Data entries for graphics
[START]

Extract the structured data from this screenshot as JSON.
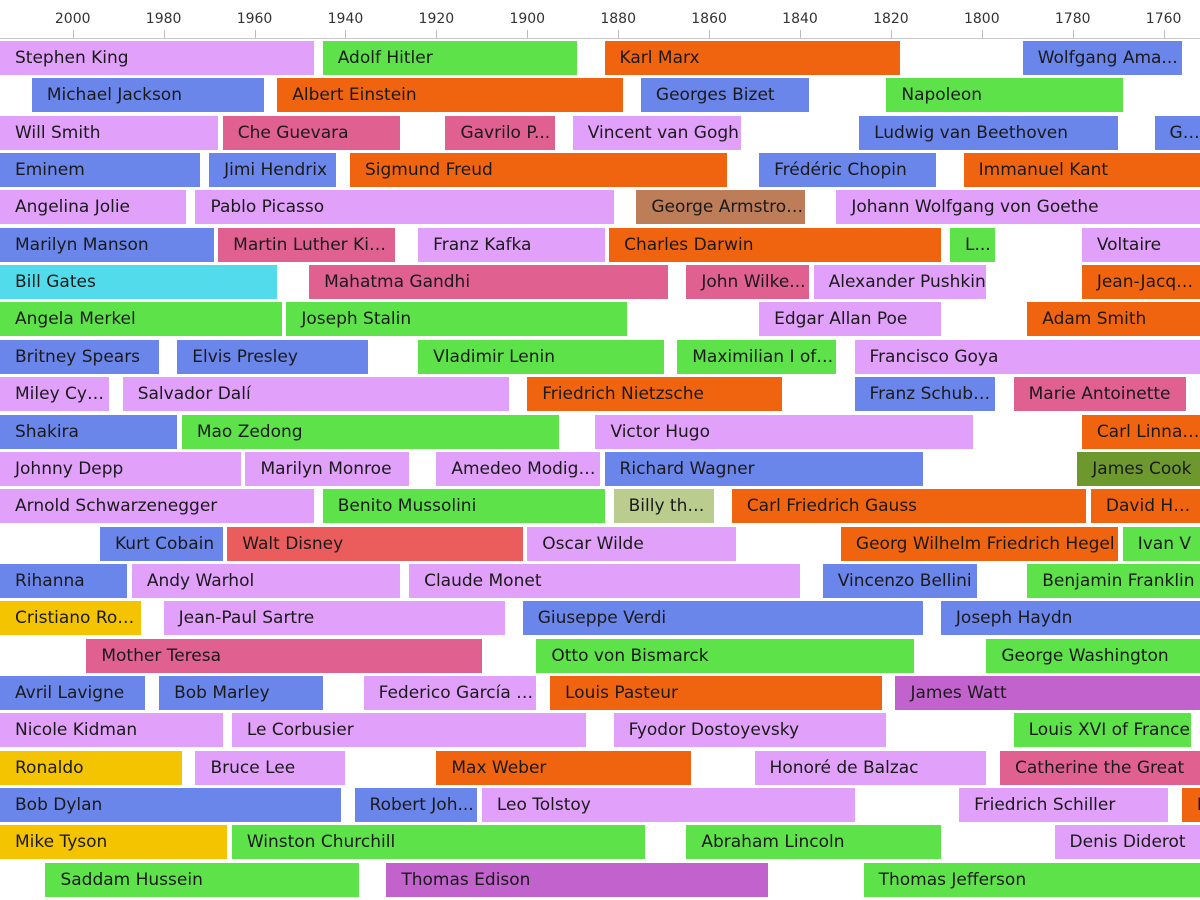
{
  "chart_data": {
    "type": "timeline",
    "axis": {
      "ticks": [
        2000,
        1980,
        1960,
        1940,
        1920,
        1900,
        1880,
        1860,
        1840,
        1820,
        1800,
        1780,
        1760
      ],
      "range": [
        2016,
        1752
      ],
      "direction": "descending-left-to-right"
    },
    "legend": "none",
    "colors": {
      "lavender": "#e1a0fa",
      "blue": "#6b86eb",
      "green": "#5ee24a",
      "orange": "#f06410",
      "pink": "#e0608f",
      "cyan": "#52dceb",
      "brown": "#bd7d58",
      "gold": "#f5c400",
      "purple": "#c262cc",
      "olive": "#6d982e",
      "khaki": "#bbcd8e",
      "coral": "#eb5d5d"
    },
    "rows": [
      [
        {
          "label": "Stephen King",
          "start": 1947,
          "end": 2016,
          "color": "lavender"
        },
        {
          "label": "Adolf Hitler",
          "start": 1889,
          "end": 1945,
          "color": "green"
        },
        {
          "label": "Karl Marx",
          "start": 1818,
          "end": 1883,
          "color": "orange"
        },
        {
          "label": "Wolfgang Ama...",
          "start": 1756,
          "end": 1791,
          "color": "blue"
        }
      ],
      [
        {
          "label": "Michael Jackson",
          "start": 1958,
          "end": 2009,
          "color": "blue"
        },
        {
          "label": "Albert Einstein",
          "start": 1879,
          "end": 1955,
          "color": "orange"
        },
        {
          "label": "Georges Bizet",
          "start": 1838,
          "end": 1875,
          "color": "blue"
        },
        {
          "label": "Napoleon",
          "start": 1769,
          "end": 1821,
          "color": "green"
        }
      ],
      [
        {
          "label": "Will Smith",
          "start": 1968,
          "end": 2016,
          "color": "lavender"
        },
        {
          "label": "Che Guevara",
          "start": 1928,
          "end": 1967,
          "color": "pink"
        },
        {
          "label": "Gavrilo P...",
          "start": 1894,
          "end": 1918,
          "color": "pink"
        },
        {
          "label": "Vincent van Gogh",
          "start": 1853,
          "end": 1890,
          "color": "lavender"
        },
        {
          "label": "Ludwig van Beethoven",
          "start": 1770,
          "end": 1827,
          "color": "blue"
        },
        {
          "label": "George",
          "start": 1732,
          "end": 1762,
          "color": "blue"
        }
      ],
      [
        {
          "label": "Eminem",
          "start": 1972,
          "end": 2016,
          "color": "blue"
        },
        {
          "label": "Jimi Hendrix",
          "start": 1942,
          "end": 1970,
          "color": "blue"
        },
        {
          "label": "Sigmund Freud",
          "start": 1856,
          "end": 1939,
          "color": "orange"
        },
        {
          "label": "Frédéric Chopin",
          "start": 1810,
          "end": 1849,
          "color": "blue"
        },
        {
          "label": "Immanuel Kant",
          "start": 1724,
          "end": 1804,
          "color": "orange"
        }
      ],
      [
        {
          "label": "Angelina Jolie",
          "start": 1975,
          "end": 2016,
          "color": "lavender"
        },
        {
          "label": "Pablo Picasso",
          "start": 1881,
          "end": 1973,
          "color": "lavender"
        },
        {
          "label": "George Armstron...",
          "start": 1839,
          "end": 1876,
          "color": "brown"
        },
        {
          "label": "Johann Wolfgang von Goethe",
          "start": 1749,
          "end": 1832,
          "color": "lavender"
        }
      ],
      [
        {
          "label": "Marilyn Manson",
          "start": 1969,
          "end": 2016,
          "color": "blue"
        },
        {
          "label": "Martin Luther Kin...",
          "start": 1929,
          "end": 1968,
          "color": "pink"
        },
        {
          "label": "Franz Kafka",
          "start": 1883,
          "end": 1924,
          "color": "lavender"
        },
        {
          "label": "Charles Darwin",
          "start": 1809,
          "end": 1882,
          "color": "orange"
        },
        {
          "label": "L...",
          "start": 1797,
          "end": 1807,
          "color": "green"
        },
        {
          "label": "Voltaire",
          "start": 1694,
          "end": 1778,
          "color": "lavender"
        }
      ],
      [
        {
          "label": "Bill Gates",
          "start": 1955,
          "end": 2016,
          "color": "cyan"
        },
        {
          "label": "Mahatma Gandhi",
          "start": 1869,
          "end": 1948,
          "color": "pink"
        },
        {
          "label": "John Wilke...",
          "start": 1838,
          "end": 1865,
          "color": "pink"
        },
        {
          "label": "Alexander Pushkin",
          "start": 1799,
          "end": 1837,
          "color": "lavender"
        },
        {
          "label": "Jean-Jacques Rousseau",
          "start": 1712,
          "end": 1778,
          "color": "orange"
        }
      ],
      [
        {
          "label": "Angela Merkel",
          "start": 1954,
          "end": 2016,
          "color": "green"
        },
        {
          "label": "Joseph Stalin",
          "start": 1878,
          "end": 1953,
          "color": "green"
        },
        {
          "label": "Edgar Allan Poe",
          "start": 1809,
          "end": 1849,
          "color": "lavender"
        },
        {
          "label": "Adam Smith",
          "start": 1723,
          "end": 1790,
          "color": "orange"
        }
      ],
      [
        {
          "label": "Britney Spears",
          "start": 1981,
          "end": 2016,
          "color": "blue"
        },
        {
          "label": "Elvis Presley",
          "start": 1935,
          "end": 1977,
          "color": "blue"
        },
        {
          "label": "Vladimir Lenin",
          "start": 1870,
          "end": 1924,
          "color": "green"
        },
        {
          "label": "Maximilian I of ...",
          "start": 1832,
          "end": 1867,
          "color": "green"
        },
        {
          "label": "Francisco Goya",
          "start": 1746,
          "end": 1828,
          "color": "lavender"
        }
      ],
      [
        {
          "label": "Miley Cyrus",
          "start": 1992,
          "end": 2016,
          "color": "lavender"
        },
        {
          "label": "Salvador Dalí",
          "start": 1904,
          "end": 1989,
          "color": "lavender"
        },
        {
          "label": "Friedrich Nietzsche",
          "start": 1844,
          "end": 1900,
          "color": "orange"
        },
        {
          "label": "Franz Schubert",
          "start": 1797,
          "end": 1828,
          "color": "blue"
        },
        {
          "label": "Marie Antoinette",
          "start": 1755,
          "end": 1793,
          "color": "pink"
        }
      ],
      [
        {
          "label": "Shakira",
          "start": 1977,
          "end": 2016,
          "color": "blue"
        },
        {
          "label": "Mao Zedong",
          "start": 1893,
          "end": 1976,
          "color": "green"
        },
        {
          "label": "Victor Hugo",
          "start": 1802,
          "end": 1885,
          "color": "lavender"
        },
        {
          "label": "Carl Linnaeus",
          "start": 1707,
          "end": 1778,
          "color": "orange"
        }
      ],
      [
        {
          "label": "Johnny Depp",
          "start": 1963,
          "end": 2016,
          "color": "lavender"
        },
        {
          "label": "Marilyn Monroe",
          "start": 1926,
          "end": 1962,
          "color": "lavender"
        },
        {
          "label": "Amedeo Modigli...",
          "start": 1884,
          "end": 1920,
          "color": "lavender"
        },
        {
          "label": "Richard Wagner",
          "start": 1813,
          "end": 1883,
          "color": "blue"
        },
        {
          "label": "James Cook",
          "start": 1728,
          "end": 1779,
          "color": "olive"
        }
      ],
      [
        {
          "label": "Arnold Schwarzenegger",
          "start": 1947,
          "end": 2016,
          "color": "lavender"
        },
        {
          "label": "Benito Mussolini",
          "start": 1883,
          "end": 1945,
          "color": "green"
        },
        {
          "label": "Billy the...",
          "start": 1859,
          "end": 1881,
          "color": "khaki"
        },
        {
          "label": "Carl Friedrich Gauss",
          "start": 1777,
          "end": 1855,
          "color": "orange"
        },
        {
          "label": "David Hume",
          "start": 1711,
          "end": 1776,
          "color": "orange"
        }
      ],
      [
        {
          "label": "Kurt Cobain",
          "start": 1967,
          "end": 1994,
          "color": "blue"
        },
        {
          "label": "Walt Disney",
          "start": 1901,
          "end": 1966,
          "color": "coral"
        },
        {
          "label": "Oscar Wilde",
          "start": 1854,
          "end": 1900,
          "color": "lavender"
        },
        {
          "label": "Georg Wilhelm Friedrich Hegel",
          "start": 1770,
          "end": 1831,
          "color": "orange"
        },
        {
          "label": "Ivan V",
          "start": 1740,
          "end": 1769,
          "color": "green"
        }
      ],
      [
        {
          "label": "Rihanna",
          "start": 1988,
          "end": 2016,
          "color": "blue"
        },
        {
          "label": "Andy Warhol",
          "start": 1928,
          "end": 1987,
          "color": "lavender"
        },
        {
          "label": "Claude Monet",
          "start": 1840,
          "end": 1926,
          "color": "lavender"
        },
        {
          "label": "Vincenzo Bellini",
          "start": 1801,
          "end": 1835,
          "color": "blue"
        },
        {
          "label": "Benjamin Franklin",
          "start": 1706,
          "end": 1790,
          "color": "green"
        }
      ],
      [
        {
          "label": "Cristiano Ron...",
          "start": 1985,
          "end": 2016,
          "color": "gold"
        },
        {
          "label": "Jean-Paul Sartre",
          "start": 1905,
          "end": 1980,
          "color": "lavender"
        },
        {
          "label": "Giuseppe Verdi",
          "start": 1813,
          "end": 1901,
          "color": "blue"
        },
        {
          "label": "Joseph Haydn",
          "start": 1732,
          "end": 1809,
          "color": "blue"
        }
      ],
      [
        {
          "label": "Mother Teresa",
          "start": 1910,
          "end": 1997,
          "color": "pink"
        },
        {
          "label": "Otto von Bismarck",
          "start": 1815,
          "end": 1898,
          "color": "green"
        },
        {
          "label": "George Washington",
          "start": 1732,
          "end": 1799,
          "color": "green"
        }
      ],
      [
        {
          "label": "Avril Lavigne",
          "start": 1984,
          "end": 2016,
          "color": "blue"
        },
        {
          "label": "Bob Marley",
          "start": 1945,
          "end": 1981,
          "color": "blue"
        },
        {
          "label": "Federico García L...",
          "start": 1898,
          "end": 1936,
          "color": "lavender"
        },
        {
          "label": "Louis Pasteur",
          "start": 1822,
          "end": 1895,
          "color": "orange"
        },
        {
          "label": "James Watt",
          "start": 1736,
          "end": 1819,
          "color": "purple"
        }
      ],
      [
        {
          "label": "Nicole Kidman",
          "start": 1967,
          "end": 2016,
          "color": "lavender"
        },
        {
          "label": "Le Corbusier",
          "start": 1887,
          "end": 1965,
          "color": "lavender"
        },
        {
          "label": "Fyodor Dostoyevsky",
          "start": 1821,
          "end": 1881,
          "color": "lavender"
        },
        {
          "label": "Louis XVI of France",
          "start": 1754,
          "end": 1793,
          "color": "green"
        }
      ],
      [
        {
          "label": "Ronaldo",
          "start": 1976,
          "end": 2016,
          "color": "gold"
        },
        {
          "label": "Bruce Lee",
          "start": 1940,
          "end": 1973,
          "color": "lavender"
        },
        {
          "label": "Max Weber",
          "start": 1864,
          "end": 1920,
          "color": "orange"
        },
        {
          "label": "Honoré de Balzac",
          "start": 1799,
          "end": 1850,
          "color": "lavender"
        },
        {
          "label": "Catherine the Great",
          "start": 1729,
          "end": 1796,
          "color": "pink"
        }
      ],
      [
        {
          "label": "Bob Dylan",
          "start": 1941,
          "end": 2016,
          "color": "blue"
        },
        {
          "label": "Robert Joh...",
          "start": 1911,
          "end": 1938,
          "color": "blue"
        },
        {
          "label": "Leo Tolstoy",
          "start": 1828,
          "end": 1910,
          "color": "lavender"
        },
        {
          "label": "Friedrich Schiller",
          "start": 1759,
          "end": 1805,
          "color": "lavender"
        },
        {
          "label": "M",
          "start": 1712,
          "end": 1756,
          "color": "orange"
        }
      ],
      [
        {
          "label": "Mike Tyson",
          "start": 1966,
          "end": 2016,
          "color": "gold"
        },
        {
          "label": "Winston Churchill",
          "start": 1874,
          "end": 1965,
          "color": "green"
        },
        {
          "label": "Abraham Lincoln",
          "start": 1809,
          "end": 1865,
          "color": "green"
        },
        {
          "label": "Denis Diderot",
          "start": 1713,
          "end": 1784,
          "color": "lavender"
        }
      ],
      [
        {
          "label": "Saddam Hussein",
          "start": 1937,
          "end": 2006,
          "color": "green"
        },
        {
          "label": "Thomas Edison",
          "start": 1847,
          "end": 1931,
          "color": "purple"
        },
        {
          "label": "Thomas Jefferson",
          "start": 1743,
          "end": 1826,
          "color": "green"
        }
      ]
    ]
  }
}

[END]

> Instruction
Extract each line from the entries above that contains the string "Wolfgang".

> The response
          "label": "Wolfgang Ama...",
          "label": "Johann Wolfgang von Goethe",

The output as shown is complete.